Begin
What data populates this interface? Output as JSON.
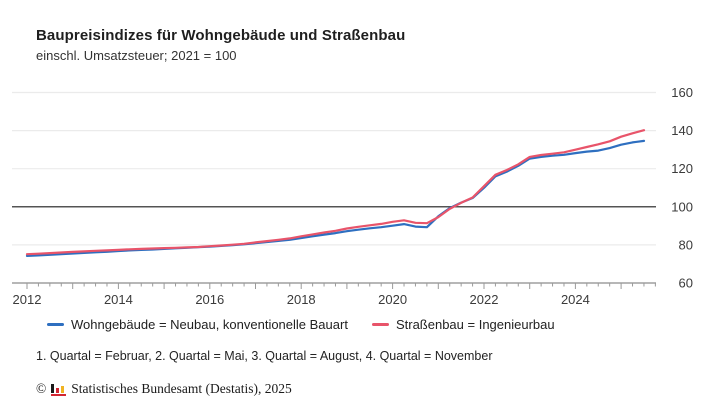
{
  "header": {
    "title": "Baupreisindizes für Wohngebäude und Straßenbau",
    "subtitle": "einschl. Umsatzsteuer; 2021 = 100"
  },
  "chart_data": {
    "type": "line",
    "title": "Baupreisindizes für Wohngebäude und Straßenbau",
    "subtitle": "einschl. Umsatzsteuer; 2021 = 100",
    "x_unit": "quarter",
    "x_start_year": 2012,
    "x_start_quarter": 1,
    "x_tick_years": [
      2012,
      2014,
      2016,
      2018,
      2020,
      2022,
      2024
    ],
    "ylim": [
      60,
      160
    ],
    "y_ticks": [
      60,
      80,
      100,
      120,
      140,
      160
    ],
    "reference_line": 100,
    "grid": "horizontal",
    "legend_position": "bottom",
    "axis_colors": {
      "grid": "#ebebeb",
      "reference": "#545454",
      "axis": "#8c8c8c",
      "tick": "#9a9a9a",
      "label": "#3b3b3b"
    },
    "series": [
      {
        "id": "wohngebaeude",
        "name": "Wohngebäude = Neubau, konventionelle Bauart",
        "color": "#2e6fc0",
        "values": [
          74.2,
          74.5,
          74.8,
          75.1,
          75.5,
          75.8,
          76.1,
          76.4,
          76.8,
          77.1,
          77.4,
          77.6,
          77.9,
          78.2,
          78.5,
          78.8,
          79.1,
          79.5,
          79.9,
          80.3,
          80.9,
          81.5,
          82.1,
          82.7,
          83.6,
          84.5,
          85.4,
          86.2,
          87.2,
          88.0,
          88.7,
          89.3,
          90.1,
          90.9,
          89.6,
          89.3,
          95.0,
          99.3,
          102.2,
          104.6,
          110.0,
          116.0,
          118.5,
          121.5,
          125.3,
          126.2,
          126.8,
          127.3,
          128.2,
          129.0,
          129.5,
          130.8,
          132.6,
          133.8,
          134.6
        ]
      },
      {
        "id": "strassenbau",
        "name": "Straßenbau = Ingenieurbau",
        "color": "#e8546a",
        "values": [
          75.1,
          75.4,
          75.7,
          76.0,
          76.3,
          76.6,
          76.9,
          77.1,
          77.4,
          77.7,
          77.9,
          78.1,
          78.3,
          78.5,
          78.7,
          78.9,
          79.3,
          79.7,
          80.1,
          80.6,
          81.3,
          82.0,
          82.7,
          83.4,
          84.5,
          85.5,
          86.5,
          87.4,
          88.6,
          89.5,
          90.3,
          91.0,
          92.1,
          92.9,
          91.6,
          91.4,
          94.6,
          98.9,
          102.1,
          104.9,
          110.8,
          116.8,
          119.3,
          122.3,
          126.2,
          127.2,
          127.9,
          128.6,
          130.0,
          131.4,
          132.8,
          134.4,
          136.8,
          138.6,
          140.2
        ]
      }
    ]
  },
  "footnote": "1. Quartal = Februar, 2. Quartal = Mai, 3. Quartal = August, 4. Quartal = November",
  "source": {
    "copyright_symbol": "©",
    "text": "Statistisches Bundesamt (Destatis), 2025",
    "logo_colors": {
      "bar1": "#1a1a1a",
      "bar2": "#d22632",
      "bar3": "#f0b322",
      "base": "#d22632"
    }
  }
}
End
Begin
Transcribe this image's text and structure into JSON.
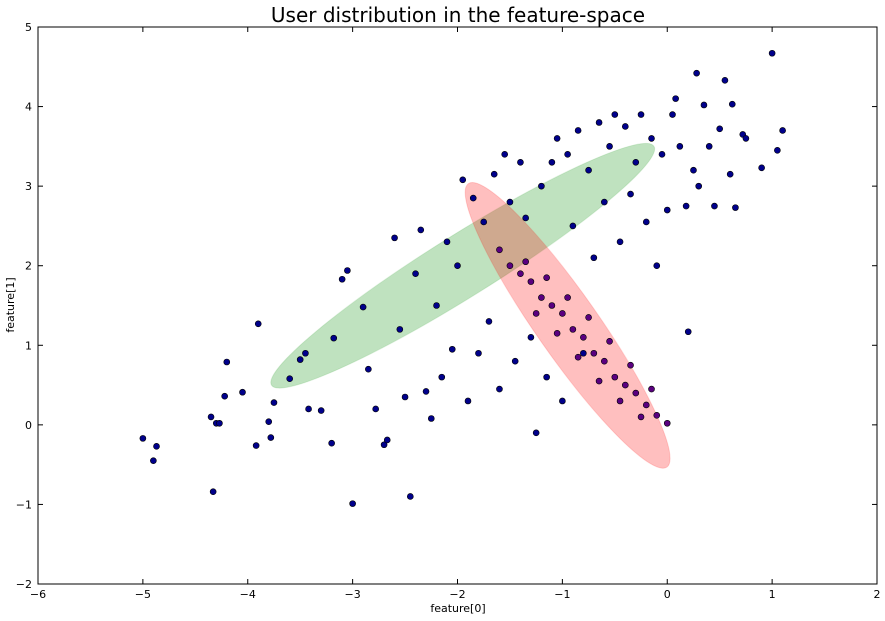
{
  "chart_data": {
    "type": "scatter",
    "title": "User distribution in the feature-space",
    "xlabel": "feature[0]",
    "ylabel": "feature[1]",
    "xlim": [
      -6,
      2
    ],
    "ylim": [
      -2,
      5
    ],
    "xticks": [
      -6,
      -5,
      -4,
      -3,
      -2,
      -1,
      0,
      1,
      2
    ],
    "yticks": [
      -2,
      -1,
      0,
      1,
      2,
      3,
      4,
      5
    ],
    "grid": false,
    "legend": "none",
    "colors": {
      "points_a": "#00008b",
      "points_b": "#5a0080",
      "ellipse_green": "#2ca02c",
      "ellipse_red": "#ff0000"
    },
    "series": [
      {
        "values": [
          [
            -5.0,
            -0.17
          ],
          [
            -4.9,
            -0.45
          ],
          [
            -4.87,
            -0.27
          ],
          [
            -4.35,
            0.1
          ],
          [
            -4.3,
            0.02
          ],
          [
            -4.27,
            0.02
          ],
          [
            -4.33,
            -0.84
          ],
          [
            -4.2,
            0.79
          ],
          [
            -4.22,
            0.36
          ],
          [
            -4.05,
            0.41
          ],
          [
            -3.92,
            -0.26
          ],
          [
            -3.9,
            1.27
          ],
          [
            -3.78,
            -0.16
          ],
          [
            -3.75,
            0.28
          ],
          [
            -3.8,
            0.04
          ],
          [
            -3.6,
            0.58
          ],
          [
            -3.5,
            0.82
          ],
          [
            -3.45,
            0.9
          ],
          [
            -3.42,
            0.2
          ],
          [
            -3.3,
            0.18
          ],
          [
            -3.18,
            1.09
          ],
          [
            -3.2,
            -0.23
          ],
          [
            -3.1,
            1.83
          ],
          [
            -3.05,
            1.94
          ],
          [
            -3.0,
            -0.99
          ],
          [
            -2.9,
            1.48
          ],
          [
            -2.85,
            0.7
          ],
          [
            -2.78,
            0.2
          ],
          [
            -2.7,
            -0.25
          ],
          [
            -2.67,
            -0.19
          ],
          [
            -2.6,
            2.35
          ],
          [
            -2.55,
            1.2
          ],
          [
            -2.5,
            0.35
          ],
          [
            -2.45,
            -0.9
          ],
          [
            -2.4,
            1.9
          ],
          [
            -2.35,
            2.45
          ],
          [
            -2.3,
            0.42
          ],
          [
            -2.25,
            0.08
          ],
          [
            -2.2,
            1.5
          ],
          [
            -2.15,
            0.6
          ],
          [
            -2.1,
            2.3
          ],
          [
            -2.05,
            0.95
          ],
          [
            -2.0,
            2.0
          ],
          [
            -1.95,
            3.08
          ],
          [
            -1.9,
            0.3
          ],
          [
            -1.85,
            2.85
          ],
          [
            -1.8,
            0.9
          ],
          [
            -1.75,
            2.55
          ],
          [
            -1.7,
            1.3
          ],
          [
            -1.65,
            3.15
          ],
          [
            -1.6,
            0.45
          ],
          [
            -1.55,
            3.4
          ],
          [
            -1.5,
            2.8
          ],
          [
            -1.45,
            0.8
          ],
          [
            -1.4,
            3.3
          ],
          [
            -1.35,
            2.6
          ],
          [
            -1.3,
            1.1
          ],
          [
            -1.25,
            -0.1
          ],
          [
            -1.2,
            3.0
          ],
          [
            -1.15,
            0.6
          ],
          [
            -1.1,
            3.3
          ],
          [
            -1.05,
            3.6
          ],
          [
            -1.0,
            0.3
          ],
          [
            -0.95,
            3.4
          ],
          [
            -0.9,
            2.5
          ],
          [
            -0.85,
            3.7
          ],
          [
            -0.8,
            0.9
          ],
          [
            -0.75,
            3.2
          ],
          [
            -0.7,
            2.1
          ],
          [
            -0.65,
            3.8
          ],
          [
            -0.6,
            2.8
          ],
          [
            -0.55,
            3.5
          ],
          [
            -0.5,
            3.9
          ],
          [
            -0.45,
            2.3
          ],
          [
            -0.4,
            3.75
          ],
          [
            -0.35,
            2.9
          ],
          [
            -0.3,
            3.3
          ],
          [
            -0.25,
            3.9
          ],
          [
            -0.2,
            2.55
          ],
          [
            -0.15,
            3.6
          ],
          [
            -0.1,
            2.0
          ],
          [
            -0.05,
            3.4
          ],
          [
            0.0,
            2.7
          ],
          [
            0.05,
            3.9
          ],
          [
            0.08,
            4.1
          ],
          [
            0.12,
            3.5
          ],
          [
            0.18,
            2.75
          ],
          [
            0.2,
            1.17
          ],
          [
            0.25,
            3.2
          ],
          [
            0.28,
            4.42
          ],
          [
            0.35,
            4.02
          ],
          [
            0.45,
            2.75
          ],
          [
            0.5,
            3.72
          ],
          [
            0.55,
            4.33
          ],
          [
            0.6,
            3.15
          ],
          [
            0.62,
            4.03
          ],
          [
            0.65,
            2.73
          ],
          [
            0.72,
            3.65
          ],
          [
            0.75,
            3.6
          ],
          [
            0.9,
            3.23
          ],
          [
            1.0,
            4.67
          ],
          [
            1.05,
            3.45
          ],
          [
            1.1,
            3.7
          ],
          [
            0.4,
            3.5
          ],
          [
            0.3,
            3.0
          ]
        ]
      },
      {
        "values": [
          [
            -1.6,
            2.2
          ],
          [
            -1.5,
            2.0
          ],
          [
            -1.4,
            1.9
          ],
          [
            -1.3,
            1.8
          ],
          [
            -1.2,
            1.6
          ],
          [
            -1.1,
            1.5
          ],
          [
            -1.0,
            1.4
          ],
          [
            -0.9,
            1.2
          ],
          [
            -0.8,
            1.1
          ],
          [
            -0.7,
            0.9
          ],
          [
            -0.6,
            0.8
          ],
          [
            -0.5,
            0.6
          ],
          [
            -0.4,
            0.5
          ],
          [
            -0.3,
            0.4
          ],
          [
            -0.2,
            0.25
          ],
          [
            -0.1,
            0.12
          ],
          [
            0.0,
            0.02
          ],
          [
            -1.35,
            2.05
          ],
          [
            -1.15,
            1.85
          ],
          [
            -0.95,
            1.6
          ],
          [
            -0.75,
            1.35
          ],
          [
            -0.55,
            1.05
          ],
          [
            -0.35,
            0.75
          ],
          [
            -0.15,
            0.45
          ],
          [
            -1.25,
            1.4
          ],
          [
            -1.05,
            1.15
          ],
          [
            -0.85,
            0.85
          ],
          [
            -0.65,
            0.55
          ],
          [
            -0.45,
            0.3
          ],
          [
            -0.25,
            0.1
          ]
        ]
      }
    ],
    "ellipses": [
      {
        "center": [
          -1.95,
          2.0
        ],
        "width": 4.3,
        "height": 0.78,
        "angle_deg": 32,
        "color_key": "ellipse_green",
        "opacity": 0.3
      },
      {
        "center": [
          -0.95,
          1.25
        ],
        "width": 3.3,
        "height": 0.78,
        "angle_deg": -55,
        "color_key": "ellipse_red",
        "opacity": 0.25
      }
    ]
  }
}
End
**To do**
Go through the material and select each line with the string "text" in it.

**Response below**
    "text": "Statistisches Bundesamt (Destatis), 2025",
Transcribe this image's text and structure into JSON.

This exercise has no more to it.